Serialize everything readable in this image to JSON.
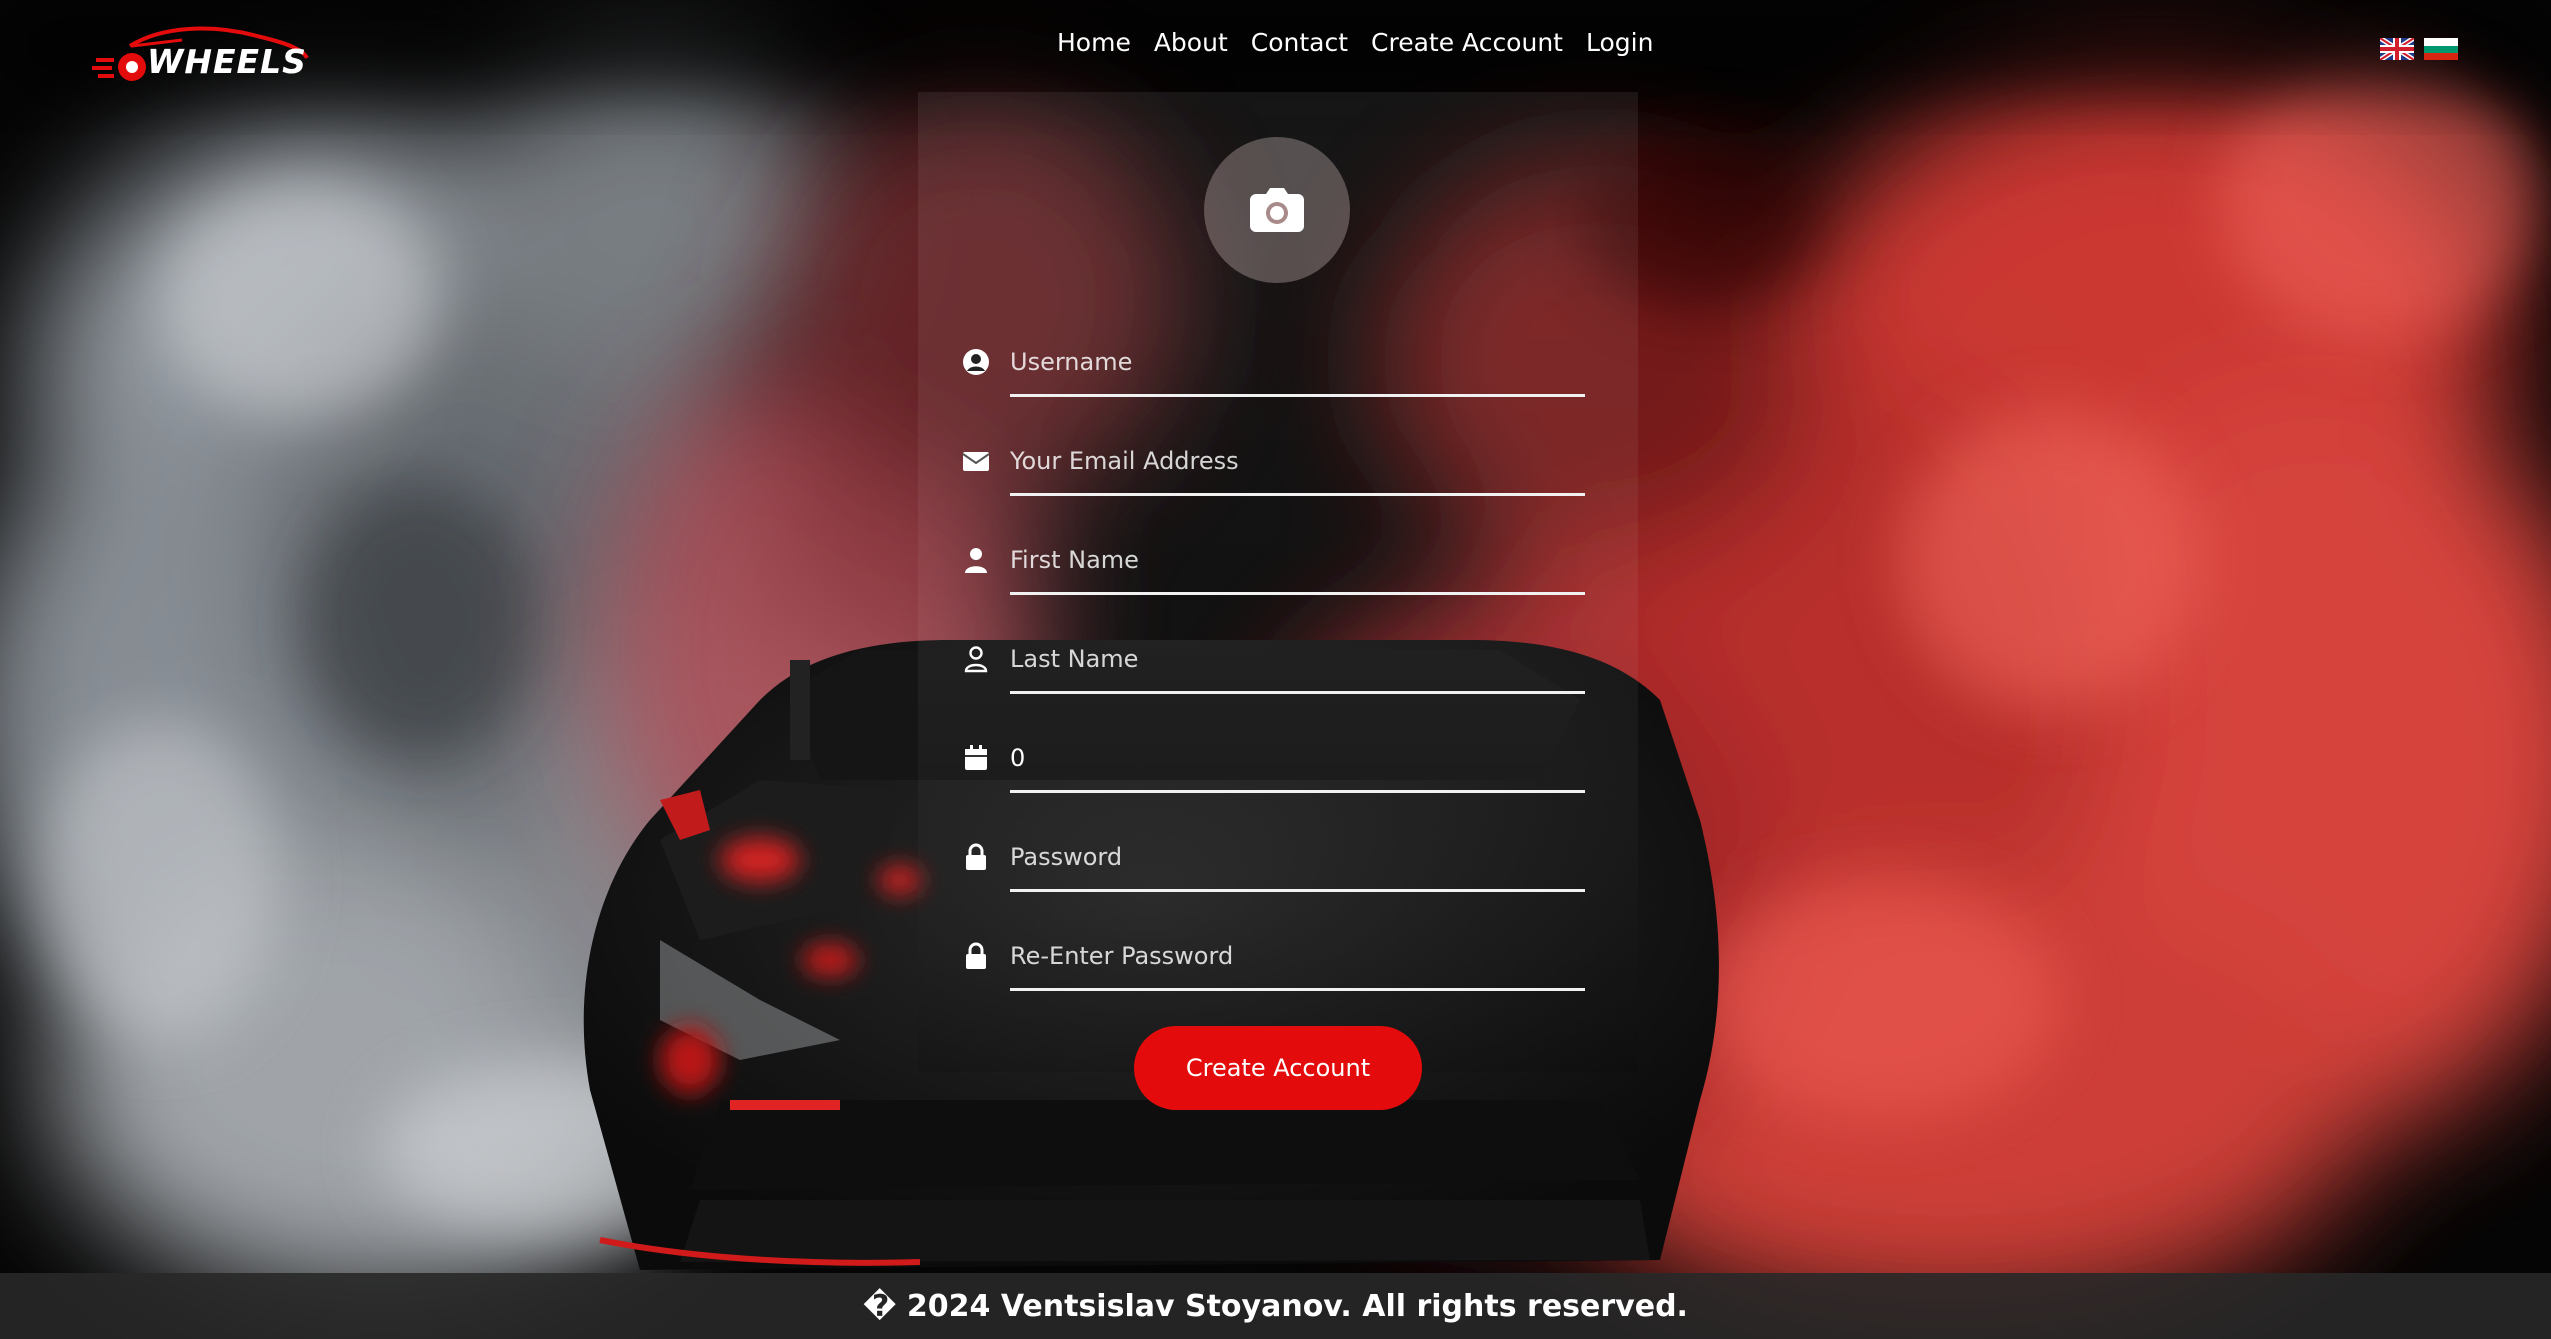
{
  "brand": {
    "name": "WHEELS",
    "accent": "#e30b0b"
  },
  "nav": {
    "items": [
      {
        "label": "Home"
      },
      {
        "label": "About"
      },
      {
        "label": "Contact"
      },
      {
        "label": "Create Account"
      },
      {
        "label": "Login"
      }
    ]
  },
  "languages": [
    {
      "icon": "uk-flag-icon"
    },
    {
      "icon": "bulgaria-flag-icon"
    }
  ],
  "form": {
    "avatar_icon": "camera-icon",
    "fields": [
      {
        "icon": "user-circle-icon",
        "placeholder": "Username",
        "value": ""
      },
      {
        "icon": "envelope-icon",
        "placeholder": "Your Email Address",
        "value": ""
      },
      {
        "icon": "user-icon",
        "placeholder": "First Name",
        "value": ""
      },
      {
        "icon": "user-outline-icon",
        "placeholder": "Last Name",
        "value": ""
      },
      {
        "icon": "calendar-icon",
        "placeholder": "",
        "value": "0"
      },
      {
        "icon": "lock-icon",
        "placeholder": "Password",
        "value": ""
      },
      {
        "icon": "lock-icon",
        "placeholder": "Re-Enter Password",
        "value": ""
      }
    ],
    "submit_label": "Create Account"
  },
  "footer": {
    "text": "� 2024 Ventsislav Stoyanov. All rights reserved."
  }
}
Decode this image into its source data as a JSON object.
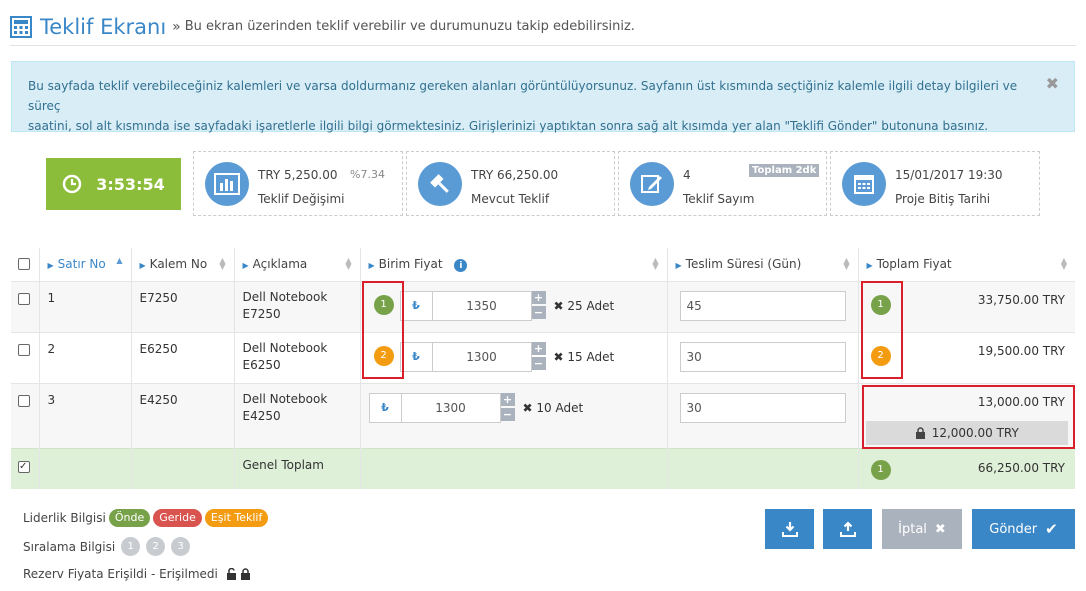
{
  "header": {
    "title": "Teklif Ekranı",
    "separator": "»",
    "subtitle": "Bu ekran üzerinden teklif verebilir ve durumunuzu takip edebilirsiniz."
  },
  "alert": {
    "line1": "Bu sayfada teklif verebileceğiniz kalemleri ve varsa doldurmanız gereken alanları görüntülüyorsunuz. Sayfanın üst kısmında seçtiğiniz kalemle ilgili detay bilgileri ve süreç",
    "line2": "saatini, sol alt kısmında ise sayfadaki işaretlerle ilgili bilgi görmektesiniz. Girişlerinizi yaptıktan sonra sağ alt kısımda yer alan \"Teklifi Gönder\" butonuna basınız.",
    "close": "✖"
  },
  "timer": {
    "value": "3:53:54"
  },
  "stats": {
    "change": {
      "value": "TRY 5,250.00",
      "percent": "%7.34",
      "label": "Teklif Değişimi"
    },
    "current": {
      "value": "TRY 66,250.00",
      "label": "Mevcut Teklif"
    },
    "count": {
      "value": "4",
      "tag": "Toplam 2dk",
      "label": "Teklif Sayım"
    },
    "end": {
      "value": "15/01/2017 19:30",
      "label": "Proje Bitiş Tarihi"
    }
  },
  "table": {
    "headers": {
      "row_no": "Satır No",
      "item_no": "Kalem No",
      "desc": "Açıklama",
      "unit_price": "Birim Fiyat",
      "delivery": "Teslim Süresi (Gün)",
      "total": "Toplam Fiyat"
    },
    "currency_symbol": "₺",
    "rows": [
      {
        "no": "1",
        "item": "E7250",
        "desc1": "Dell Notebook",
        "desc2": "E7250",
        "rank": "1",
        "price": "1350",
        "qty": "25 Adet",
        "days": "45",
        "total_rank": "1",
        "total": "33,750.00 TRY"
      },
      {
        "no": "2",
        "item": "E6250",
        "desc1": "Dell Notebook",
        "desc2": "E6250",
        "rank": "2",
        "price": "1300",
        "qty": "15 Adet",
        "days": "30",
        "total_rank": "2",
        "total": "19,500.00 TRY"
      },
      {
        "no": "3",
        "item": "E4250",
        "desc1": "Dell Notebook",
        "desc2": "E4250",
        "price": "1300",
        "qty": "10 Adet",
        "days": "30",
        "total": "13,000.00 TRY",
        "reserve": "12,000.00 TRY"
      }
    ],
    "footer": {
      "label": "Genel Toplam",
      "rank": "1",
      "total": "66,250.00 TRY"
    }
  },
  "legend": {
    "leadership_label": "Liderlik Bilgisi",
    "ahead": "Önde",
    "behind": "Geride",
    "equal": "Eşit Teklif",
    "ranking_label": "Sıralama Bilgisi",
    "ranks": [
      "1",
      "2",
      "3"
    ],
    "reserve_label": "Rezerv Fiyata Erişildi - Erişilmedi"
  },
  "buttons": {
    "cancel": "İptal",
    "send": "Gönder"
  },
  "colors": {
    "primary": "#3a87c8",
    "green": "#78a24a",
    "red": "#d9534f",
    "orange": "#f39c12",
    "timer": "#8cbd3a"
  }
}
+ + + + +
STATED TASK: Above are the records; reproduce them exactly and leave out the pictures.

CORRECT RESULT:
Serialize everything readable in this image to JSON.
{
  "brand": {
    "name": "WHEELS",
    "accent": "#e30b0b"
  },
  "nav": {
    "items": [
      {
        "label": "Home"
      },
      {
        "label": "About"
      },
      {
        "label": "Contact"
      },
      {
        "label": "Create Account"
      },
      {
        "label": "Login"
      }
    ]
  },
  "languages": [
    {
      "icon": "uk-flag-icon"
    },
    {
      "icon": "bulgaria-flag-icon"
    }
  ],
  "form": {
    "avatar_icon": "camera-icon",
    "fields": [
      {
        "icon": "user-circle-icon",
        "placeholder": "Username",
        "value": ""
      },
      {
        "icon": "envelope-icon",
        "placeholder": "Your Email Address",
        "value": ""
      },
      {
        "icon": "user-icon",
        "placeholder": "First Name",
        "value": ""
      },
      {
        "icon": "user-outline-icon",
        "placeholder": "Last Name",
        "value": ""
      },
      {
        "icon": "calendar-icon",
        "placeholder": "",
        "value": "0"
      },
      {
        "icon": "lock-icon",
        "placeholder": "Password",
        "value": ""
      },
      {
        "icon": "lock-icon",
        "placeholder": "Re-Enter Password",
        "value": ""
      }
    ],
    "submit_label": "Create Account"
  },
  "footer": {
    "text": "� 2024 Ventsislav Stoyanov. All rights reserved."
  }
}
Decode this image into its source data as a JSON object.
{
  "header": {
    "title": "Teklif Ekranı",
    "separator": "»",
    "subtitle": "Bu ekran üzerinden teklif verebilir ve durumunuzu takip edebilirsiniz."
  },
  "alert": {
    "line1": "Bu sayfada teklif verebileceğiniz kalemleri ve varsa doldurmanız gereken alanları görüntülüyorsunuz. Sayfanın üst kısmında seçtiğiniz kalemle ilgili detay bilgileri ve süreç",
    "line2": "saatini, sol alt kısmında ise sayfadaki işaretlerle ilgili bilgi görmektesiniz. Girişlerinizi yaptıktan sonra sağ alt kısımda yer alan \"Teklifi Gönder\" butonuna basınız.",
    "close": "✖"
  },
  "timer": {
    "value": "3:53:54"
  },
  "stats": {
    "change": {
      "value": "TRY 5,250.00",
      "percent": "%7.34",
      "label": "Teklif Değişimi"
    },
    "current": {
      "value": "TRY 66,250.00",
      "label": "Mevcut Teklif"
    },
    "count": {
      "value": "4",
      "tag": "Toplam 2dk",
      "label": "Teklif Sayım"
    },
    "end": {
      "value": "15/01/2017 19:30",
      "label": "Proje Bitiş Tarihi"
    }
  },
  "table": {
    "headers": {
      "row_no": "Satır No",
      "item_no": "Kalem No",
      "desc": "Açıklama",
      "unit_price": "Birim Fiyat",
      "delivery": "Teslim Süresi (Gün)",
      "total": "Toplam Fiyat"
    },
    "currency_symbol": "₺",
    "rows": [
      {
        "no": "1",
        "item": "E7250",
        "desc1": "Dell Notebook",
        "desc2": "E7250",
        "rank": "1",
        "price": "1350",
        "qty": "25 Adet",
        "days": "45",
        "total_rank": "1",
        "total": "33,750.00 TRY"
      },
      {
        "no": "2",
        "item": "E6250",
        "desc1": "Dell Notebook",
        "desc2": "E6250",
        "rank": "2",
        "price": "1300",
        "qty": "15 Adet",
        "days": "30",
        "total_rank": "2",
        "total": "19,500.00 TRY"
      },
      {
        "no": "3",
        "item": "E4250",
        "desc1": "Dell Notebook",
        "desc2": "E4250",
        "price": "1300",
        "qty": "10 Adet",
        "days": "30",
        "total": "13,000.00 TRY",
        "reserve": "12,000.00 TRY"
      }
    ],
    "footer": {
      "label": "Genel Toplam",
      "rank": "1",
      "total": "66,250.00 TRY"
    }
  },
  "legend": {
    "leadership_label": "Liderlik Bilgisi",
    "ahead": "Önde",
    "behind": "Geride",
    "equal": "Eşit Teklif",
    "ranking_label": "Sıralama Bilgisi",
    "ranks": [
      "1",
      "2",
      "3"
    ],
    "reserve_label": "Rezerv Fiyata Erişildi - Erişilmedi"
  },
  "buttons": {
    "cancel": "İptal",
    "send": "Gönder"
  },
  "colors": {
    "primary": "#3a87c8",
    "green": "#78a24a",
    "red": "#d9534f",
    "orange": "#f39c12",
    "timer": "#8cbd3a"
  }
}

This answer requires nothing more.